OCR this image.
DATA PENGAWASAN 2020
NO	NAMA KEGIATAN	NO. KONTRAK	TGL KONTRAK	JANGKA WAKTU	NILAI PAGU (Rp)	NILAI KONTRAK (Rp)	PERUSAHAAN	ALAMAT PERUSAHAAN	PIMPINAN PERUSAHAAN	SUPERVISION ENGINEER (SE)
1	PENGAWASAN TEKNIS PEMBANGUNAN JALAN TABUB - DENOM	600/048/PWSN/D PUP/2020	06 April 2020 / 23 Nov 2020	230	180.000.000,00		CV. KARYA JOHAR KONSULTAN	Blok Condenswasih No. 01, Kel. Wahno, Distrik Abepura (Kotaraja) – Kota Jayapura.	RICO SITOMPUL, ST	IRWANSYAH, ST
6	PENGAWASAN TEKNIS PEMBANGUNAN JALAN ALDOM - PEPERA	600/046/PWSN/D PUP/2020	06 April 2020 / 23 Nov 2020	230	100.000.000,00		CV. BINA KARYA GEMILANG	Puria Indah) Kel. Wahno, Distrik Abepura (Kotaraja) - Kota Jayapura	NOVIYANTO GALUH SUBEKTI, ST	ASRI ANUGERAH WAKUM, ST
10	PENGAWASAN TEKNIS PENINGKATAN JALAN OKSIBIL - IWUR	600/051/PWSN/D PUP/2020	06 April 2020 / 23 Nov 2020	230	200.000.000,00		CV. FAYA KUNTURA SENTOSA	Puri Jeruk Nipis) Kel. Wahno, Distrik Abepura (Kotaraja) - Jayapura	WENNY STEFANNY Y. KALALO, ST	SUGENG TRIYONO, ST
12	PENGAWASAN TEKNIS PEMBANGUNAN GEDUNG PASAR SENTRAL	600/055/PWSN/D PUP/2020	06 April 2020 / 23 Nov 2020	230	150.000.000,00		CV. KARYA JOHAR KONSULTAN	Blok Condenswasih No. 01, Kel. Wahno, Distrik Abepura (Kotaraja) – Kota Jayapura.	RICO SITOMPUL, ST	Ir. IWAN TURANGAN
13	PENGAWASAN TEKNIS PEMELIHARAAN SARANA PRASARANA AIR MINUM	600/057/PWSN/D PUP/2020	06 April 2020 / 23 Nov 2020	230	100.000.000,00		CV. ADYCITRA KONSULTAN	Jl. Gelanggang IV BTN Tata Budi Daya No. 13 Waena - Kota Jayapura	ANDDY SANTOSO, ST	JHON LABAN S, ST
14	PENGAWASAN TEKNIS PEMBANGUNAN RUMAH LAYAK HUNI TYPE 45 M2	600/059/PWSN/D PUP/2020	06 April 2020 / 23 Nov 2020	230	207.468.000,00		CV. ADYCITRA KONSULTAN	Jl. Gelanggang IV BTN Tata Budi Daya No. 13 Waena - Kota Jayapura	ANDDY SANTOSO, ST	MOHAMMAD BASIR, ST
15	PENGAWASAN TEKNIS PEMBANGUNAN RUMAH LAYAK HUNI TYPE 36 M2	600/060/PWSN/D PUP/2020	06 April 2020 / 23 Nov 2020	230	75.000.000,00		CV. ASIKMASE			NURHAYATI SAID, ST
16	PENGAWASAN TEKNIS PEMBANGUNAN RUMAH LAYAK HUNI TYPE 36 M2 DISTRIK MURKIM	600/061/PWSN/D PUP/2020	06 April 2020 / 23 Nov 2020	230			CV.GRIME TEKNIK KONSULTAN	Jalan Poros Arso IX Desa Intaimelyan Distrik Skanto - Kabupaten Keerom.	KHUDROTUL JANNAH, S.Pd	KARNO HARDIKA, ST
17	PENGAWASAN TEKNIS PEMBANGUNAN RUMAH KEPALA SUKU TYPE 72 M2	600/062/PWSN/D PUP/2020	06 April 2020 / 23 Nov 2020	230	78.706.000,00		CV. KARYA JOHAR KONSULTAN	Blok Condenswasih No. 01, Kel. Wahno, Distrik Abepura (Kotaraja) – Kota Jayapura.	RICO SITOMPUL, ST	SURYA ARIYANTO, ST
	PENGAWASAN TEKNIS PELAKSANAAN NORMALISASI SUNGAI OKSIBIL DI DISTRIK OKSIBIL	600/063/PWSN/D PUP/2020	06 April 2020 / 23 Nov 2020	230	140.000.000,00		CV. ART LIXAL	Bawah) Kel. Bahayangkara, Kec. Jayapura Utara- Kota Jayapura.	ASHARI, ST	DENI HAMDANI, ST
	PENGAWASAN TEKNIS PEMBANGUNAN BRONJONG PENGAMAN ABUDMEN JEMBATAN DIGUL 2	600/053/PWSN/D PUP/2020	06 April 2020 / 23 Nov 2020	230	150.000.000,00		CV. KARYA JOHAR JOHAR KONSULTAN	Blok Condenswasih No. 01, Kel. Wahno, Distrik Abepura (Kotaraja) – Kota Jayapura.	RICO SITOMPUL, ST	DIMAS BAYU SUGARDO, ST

* * *

Written task >> Output all of the data above without any alteration.

Expected output >>
OCR this image.
DATA PENGAWASAN 2020
NO	NAMA KEGIATAN	NO. KONTRAK	TGL KONTRAK	JANGKA WAKTU	NILAI PAGU (Rp)	NILAI KONTRAK (Rp)	PERUSAHAAN	ALAMAT PERUSAHAAN	PIMPINAN PERUSAHAAN	SUPERVISION ENGINEER (SE)
1	PENGAWASAN TEKNIS PEMBANGUNAN JALAN TABUB - DENOM	600/048/PWSN/D PUP/2020	06 April 2020 / 23 Nov 2020	230	180.000.000,00		CV. KARYA JOHAR KONSULTAN	Blok Condenswasih No. 01, Kel. Wahno, Distrik Abepura (Kotaraja) – Kota Jayapura.	RICO SITOMPUL, ST	IRWANSYAH, ST
6	PENGAWASAN TEKNIS PEMBANGUNAN JALAN ALDOM - PEPERA	600/046/PWSN/D PUP/2020	06 April 2020 / 23 Nov 2020	230	100.000.000,00		CV. BINA KARYA GEMILANG	Puria Indah) Kel. Wahno, Distrik Abepura (Kotaraja) - Kota Jayapura	NOVIYANTO GALUH SUBEKTI, ST	ASRI ANUGERAH WAKUM, ST
10	PENGAWASAN TEKNIS PENINGKATAN JALAN OKSIBIL - IWUR	600/051/PWSN/D PUP/2020	06 April 2020 / 23 Nov 2020	230	200.000.000,00		CV. FAYA KUNTURA SENTOSA	Puri Jeruk Nipis) Kel. Wahno, Distrik Abepura (Kotaraja) - Jayapura	WENNY STEFANNY Y. KALALO, ST	SUGENG TRIYONO, ST
12	PENGAWASAN TEKNIS PEMBANGUNAN GEDUNG PASAR SENTRAL	600/055/PWSN/D PUP/2020	06 April 2020 / 23 Nov 2020	230	150.000.000,00		CV. KARYA JOHAR KONSULTAN	Blok Condenswasih No. 01, Kel. Wahno, Distrik Abepura (Kotaraja) – Kota Jayapura.	RICO SITOMPUL, ST	Ir. IWAN TURANGAN
13	PENGAWASAN TEKNIS PEMELIHARAAN SARANA PRASARANA AIR MINUM	600/057/PWSN/D PUP/2020	06 April 2020 / 23 Nov 2020	230	100.000.000,00		CV. ADYCITRA KONSULTAN	Jl. Gelanggang IV BTN Tata Budi Daya No. 13 Waena - Kota Jayapura	ANDDY SANTOSO, ST	JHON LABAN S, ST
14	PENGAWASAN TEKNIS PEMBANGUNAN RUMAH LAYAK HUNI TYPE 45 M2	600/059/PWSN/D PUP/2020	06 April 2020 / 23 Nov 2020	230	207.468.000,00		CV. ADYCITRA KONSULTAN	Jl. Gelanggang IV BTN Tata Budi Daya No. 13 Waena - Kota Jayapura	ANDDY SANTOSO, ST	MOHAMMAD BASIR, ST
15	PENGAWASAN TEKNIS PEMBANGUNAN RUMAH LAYAK HUNI TYPE 36 M2	600/060/PWSN/D PUP/2020	06 April 2020 / 23 Nov 2020	230	75.000.000,00		CV. ASIKMASE			NURHAYATI SAID, ST
16	PENGAWASAN TEKNIS PEMBANGUNAN RUMAH LAYAK HUNI TYPE 36 M2 DISTRIK MURKIM	600/061/PWSN/D PUP/2020	06 April 2020 / 23 Nov 2020	230			CV.GRIME TEKNIK KONSULTAN	Jalan Poros Arso IX Desa Intaimelyan Distrik Skanto - Kabupaten Keerom.	KHUDROTUL JANNAH, S.Pd	KARNO HARDIKA, ST
17	PENGAWASAN TEKNIS PEMBANGUNAN RUMAH KEPALA SUKU TYPE 72 M2	600/062/PWSN/D PUP/2020	06 April 2020 / 23 Nov 2020	230	78.706.000,00		CV. KARYA JOHAR KONSULTAN	Blok Condenswasih No. 01, Kel. Wahno, Distrik Abepura (Kotaraja) – Kota Jayapura.	RICO SITOMPUL, ST	SURYA ARIYANTO, ST
	PENGAWASAN TEKNIS PELAKSANAAN NORMALISASI SUNGAI OKSIBIL DI DISTRIK OKSIBIL	600/063/PWSN/D PUP/2020	06 April 2020 / 23 Nov 2020	230	140.000.000,00		CV. ART LIXAL	Bawah) Kel. Bahayangkara, Kec. Jayapura Utara- Kota Jayapura.	ASHARI, ST	DENI HAMDANI, ST
	PENGAWASAN TEKNIS PEMBANGUNAN BRONJONG PENGAMAN ABUDMEN JEMBATAN DIGUL 2	600/053/PWSN/D PUP/2020	06 April 2020 / 23 Nov 2020	230	150.000.000,00		CV. KARYA JOHAR JOHAR KONSULTAN	Blok Condenswasih No. 01, Kel. Wahno, Distrik Abepura (Kotaraja) – Kota Jayapura.	RICO SITOMPUL, ST	DIMAS BAYU SUGARDO, ST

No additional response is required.